What the exercise asks:
Every record below should be transcribed exactly. Omit the images.

Supplied entries:
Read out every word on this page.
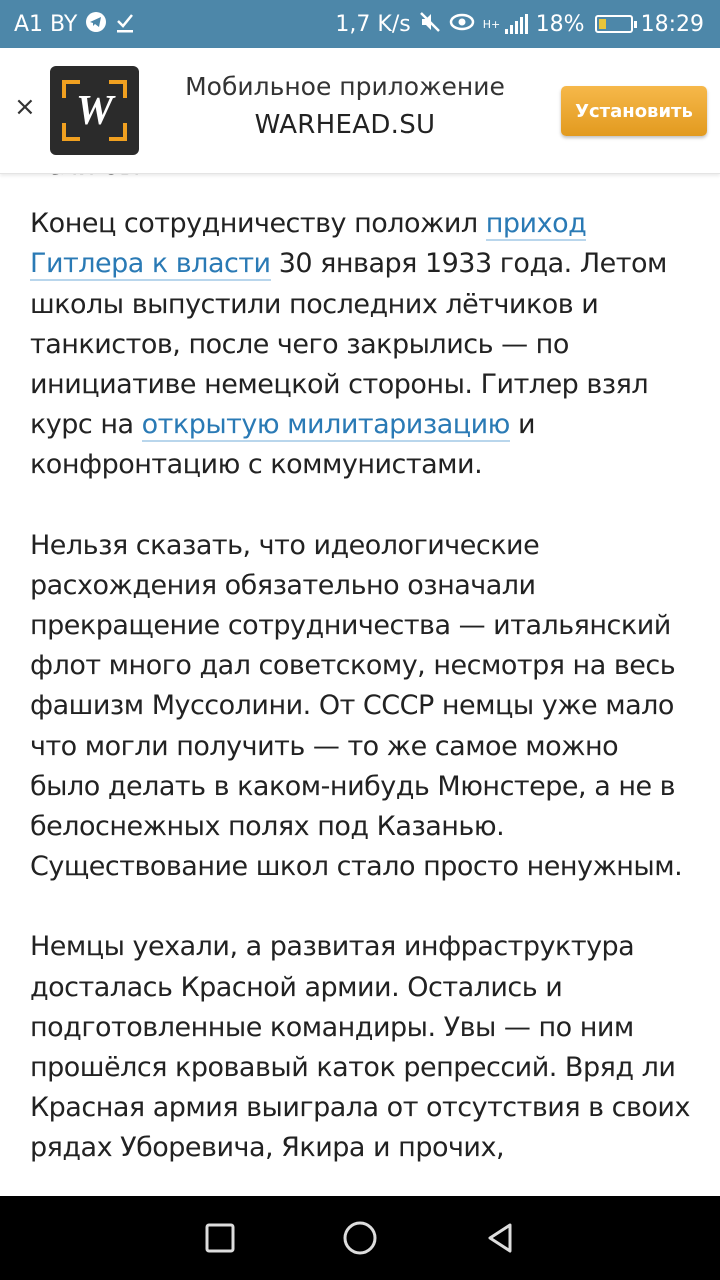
A1 BY	1,7 K/s	H+ 18%	18:29
× W
Мобильное приложение
WARHEAD.SU	Установить

Конец сотрудничеству положил приход Гитлера к власти 30 января 1933 года. Летом школы выпустили последних лётчиков и танкистов, после чего закрылись — по инициативе немецкой стороны. Гитлер взял курс на открытую милитаризацию и конфронтацию с коммунистами.

Нельзя сказать, что идеологические расхождения обязательно означали прекращение сотрудничества — итальянский флот много дал советскому, несмотря на весь фашизм Муссолини. От СССР немцы уже мало что могли получить — то же самое можно было делать в каком-нибудь Мюнстере, а не в белоснежных полях под Казанью. Существование школ стало просто ненужным.

Немцы уехали, а развитая инфраструктура досталась Красной армии. Остались и подготовленные командиры. Увы — по ним прошёлся кровавый каток репрессий. Вряд ли Красная армия выиграла от отсутствия в своих рядах Уборевича, Якира и прочих,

Finished task:
Read out every word on this page.
A1 BY	1,7 K/s	H+ 18%	18:29
× W
Мобильное приложение
WARHEAD.SU	Установить

Конец сотрудничеству положил приход Гитлера к власти 30 января 1933 года. Летом школы выпустили последних лётчиков и танкистов, после чего закрылись — по инициативе немецкой стороны. Гитлер взял курс на открытую милитаризацию и конфронтацию с коммунистами.

Нельзя сказать, что идеологические расхождения обязательно означали прекращение сотрудничества — итальянский флот много дал советскому, несмотря на весь фашизм Муссолини. От СССР немцы уже мало что могли получить — то же самое можно было делать в каком-нибудь Мюнстере, а не в белоснежных полях под Казанью. Существование школ стало просто ненужным.

Немцы уехали, а развитая инфраструктура досталась Красной армии. Остались и подготовленные командиры. Увы — по ним прошёлся кровавый каток репрессий. Вряд ли Красная армия выиграла от отсутствия в своих рядах Уборевича, Якира и прочих,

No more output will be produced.